#### [Written exercise]
Search the records below for the word "diuinis". Pull out each line that has it.

#### [Input]
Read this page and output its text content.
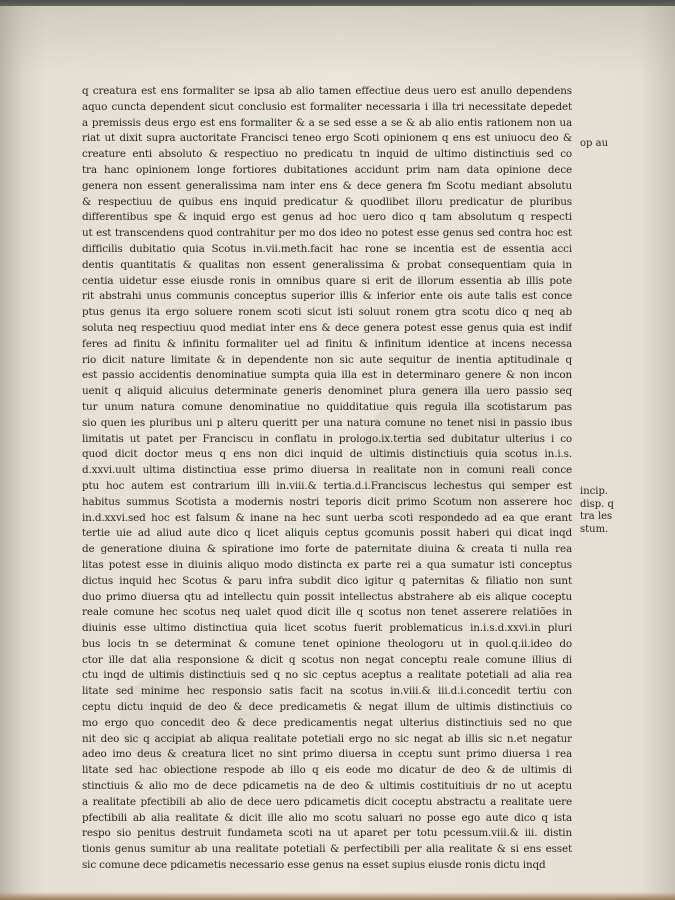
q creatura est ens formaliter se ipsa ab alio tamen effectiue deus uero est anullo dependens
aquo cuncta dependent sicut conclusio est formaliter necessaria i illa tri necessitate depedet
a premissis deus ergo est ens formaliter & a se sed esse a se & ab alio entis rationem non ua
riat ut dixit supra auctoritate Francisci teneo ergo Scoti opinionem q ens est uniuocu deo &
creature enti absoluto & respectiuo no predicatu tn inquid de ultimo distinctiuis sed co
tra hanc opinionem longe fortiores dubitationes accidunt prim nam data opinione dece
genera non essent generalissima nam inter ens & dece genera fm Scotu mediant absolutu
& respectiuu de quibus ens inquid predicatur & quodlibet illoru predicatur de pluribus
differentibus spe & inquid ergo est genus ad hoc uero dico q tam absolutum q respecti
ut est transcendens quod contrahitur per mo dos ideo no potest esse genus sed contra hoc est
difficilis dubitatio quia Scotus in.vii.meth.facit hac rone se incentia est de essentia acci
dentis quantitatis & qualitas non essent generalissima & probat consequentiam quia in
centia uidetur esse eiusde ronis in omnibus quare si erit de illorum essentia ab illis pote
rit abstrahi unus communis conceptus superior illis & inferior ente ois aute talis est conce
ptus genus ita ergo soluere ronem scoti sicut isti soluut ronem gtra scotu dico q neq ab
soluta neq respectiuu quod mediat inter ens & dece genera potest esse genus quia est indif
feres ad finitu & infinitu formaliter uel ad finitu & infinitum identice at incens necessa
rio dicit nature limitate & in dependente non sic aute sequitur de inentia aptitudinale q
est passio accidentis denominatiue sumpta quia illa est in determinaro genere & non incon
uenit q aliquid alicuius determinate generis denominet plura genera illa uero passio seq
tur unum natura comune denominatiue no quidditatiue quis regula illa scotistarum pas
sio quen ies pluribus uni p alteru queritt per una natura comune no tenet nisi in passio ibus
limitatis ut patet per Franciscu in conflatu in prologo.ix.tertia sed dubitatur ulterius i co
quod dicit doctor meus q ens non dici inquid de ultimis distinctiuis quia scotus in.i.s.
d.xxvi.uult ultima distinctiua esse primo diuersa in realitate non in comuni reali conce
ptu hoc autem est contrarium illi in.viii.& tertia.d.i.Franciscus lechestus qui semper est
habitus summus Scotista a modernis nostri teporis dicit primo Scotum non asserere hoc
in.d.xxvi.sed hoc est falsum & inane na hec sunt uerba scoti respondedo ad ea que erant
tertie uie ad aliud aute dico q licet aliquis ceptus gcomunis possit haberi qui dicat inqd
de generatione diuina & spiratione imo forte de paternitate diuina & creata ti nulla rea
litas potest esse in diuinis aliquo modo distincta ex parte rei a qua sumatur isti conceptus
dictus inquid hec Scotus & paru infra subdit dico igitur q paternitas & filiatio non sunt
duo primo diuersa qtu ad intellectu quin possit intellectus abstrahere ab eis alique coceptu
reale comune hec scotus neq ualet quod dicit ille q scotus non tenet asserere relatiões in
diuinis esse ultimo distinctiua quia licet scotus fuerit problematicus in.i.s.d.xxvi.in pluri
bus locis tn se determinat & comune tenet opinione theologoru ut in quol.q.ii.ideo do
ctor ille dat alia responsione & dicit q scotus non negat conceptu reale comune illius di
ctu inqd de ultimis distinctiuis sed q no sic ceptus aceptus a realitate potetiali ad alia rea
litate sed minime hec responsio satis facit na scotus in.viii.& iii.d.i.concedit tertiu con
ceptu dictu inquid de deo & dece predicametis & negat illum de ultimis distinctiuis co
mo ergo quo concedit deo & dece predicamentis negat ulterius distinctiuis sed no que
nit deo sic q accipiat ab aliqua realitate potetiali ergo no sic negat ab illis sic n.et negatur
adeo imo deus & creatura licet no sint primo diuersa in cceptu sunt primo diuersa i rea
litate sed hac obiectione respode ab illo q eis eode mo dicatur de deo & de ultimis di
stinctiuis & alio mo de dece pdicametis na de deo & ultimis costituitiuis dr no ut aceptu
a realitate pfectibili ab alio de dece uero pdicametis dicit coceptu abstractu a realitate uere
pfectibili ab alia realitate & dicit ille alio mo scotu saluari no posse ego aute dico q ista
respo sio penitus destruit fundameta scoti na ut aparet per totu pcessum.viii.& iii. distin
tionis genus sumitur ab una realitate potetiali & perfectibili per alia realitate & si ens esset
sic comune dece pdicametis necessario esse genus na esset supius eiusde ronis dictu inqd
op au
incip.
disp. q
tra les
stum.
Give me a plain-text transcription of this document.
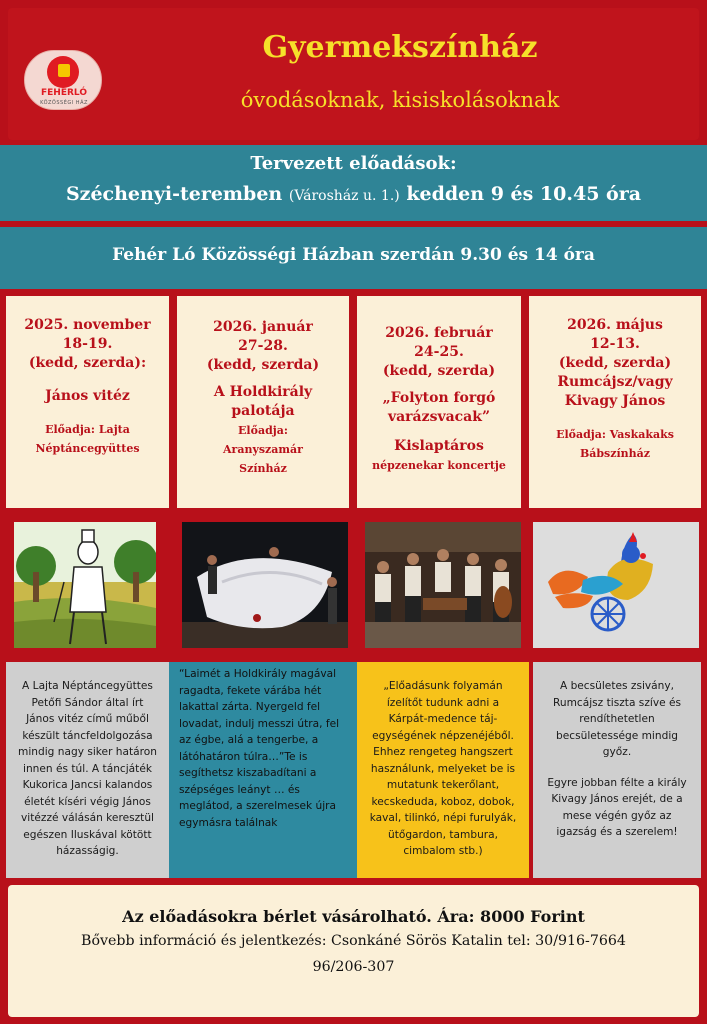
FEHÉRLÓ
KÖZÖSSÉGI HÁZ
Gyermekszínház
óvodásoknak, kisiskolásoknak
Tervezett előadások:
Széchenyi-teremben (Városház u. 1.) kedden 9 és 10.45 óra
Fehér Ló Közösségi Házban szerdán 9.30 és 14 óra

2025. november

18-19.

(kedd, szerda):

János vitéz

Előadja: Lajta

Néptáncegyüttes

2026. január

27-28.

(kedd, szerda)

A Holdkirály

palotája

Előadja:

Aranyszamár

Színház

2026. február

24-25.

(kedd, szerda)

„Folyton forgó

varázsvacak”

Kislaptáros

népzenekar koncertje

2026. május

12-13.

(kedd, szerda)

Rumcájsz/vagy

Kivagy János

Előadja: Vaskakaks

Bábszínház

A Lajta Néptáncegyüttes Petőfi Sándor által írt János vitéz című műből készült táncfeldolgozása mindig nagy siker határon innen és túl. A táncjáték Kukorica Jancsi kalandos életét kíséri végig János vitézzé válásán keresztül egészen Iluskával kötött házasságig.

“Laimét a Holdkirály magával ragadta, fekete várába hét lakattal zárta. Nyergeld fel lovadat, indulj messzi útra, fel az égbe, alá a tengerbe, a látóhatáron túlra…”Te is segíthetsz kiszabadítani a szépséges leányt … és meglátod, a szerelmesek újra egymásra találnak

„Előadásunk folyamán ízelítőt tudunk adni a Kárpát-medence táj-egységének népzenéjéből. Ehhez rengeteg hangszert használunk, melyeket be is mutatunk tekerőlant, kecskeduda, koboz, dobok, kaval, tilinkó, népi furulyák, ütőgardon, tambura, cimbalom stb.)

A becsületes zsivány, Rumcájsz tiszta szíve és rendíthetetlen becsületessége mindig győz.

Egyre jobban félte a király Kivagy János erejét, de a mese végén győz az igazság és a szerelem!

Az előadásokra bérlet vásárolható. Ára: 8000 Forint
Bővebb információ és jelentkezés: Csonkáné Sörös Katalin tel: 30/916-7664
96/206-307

#### [Response]
litas potest esse in diuinis aliquo modo distincta ex parte rei a qua sumatur isti conceptus
diuinis esse ultimo distinctiua quia licet scotus fuerit problematicus in.i.s.d.xxvi.in pluri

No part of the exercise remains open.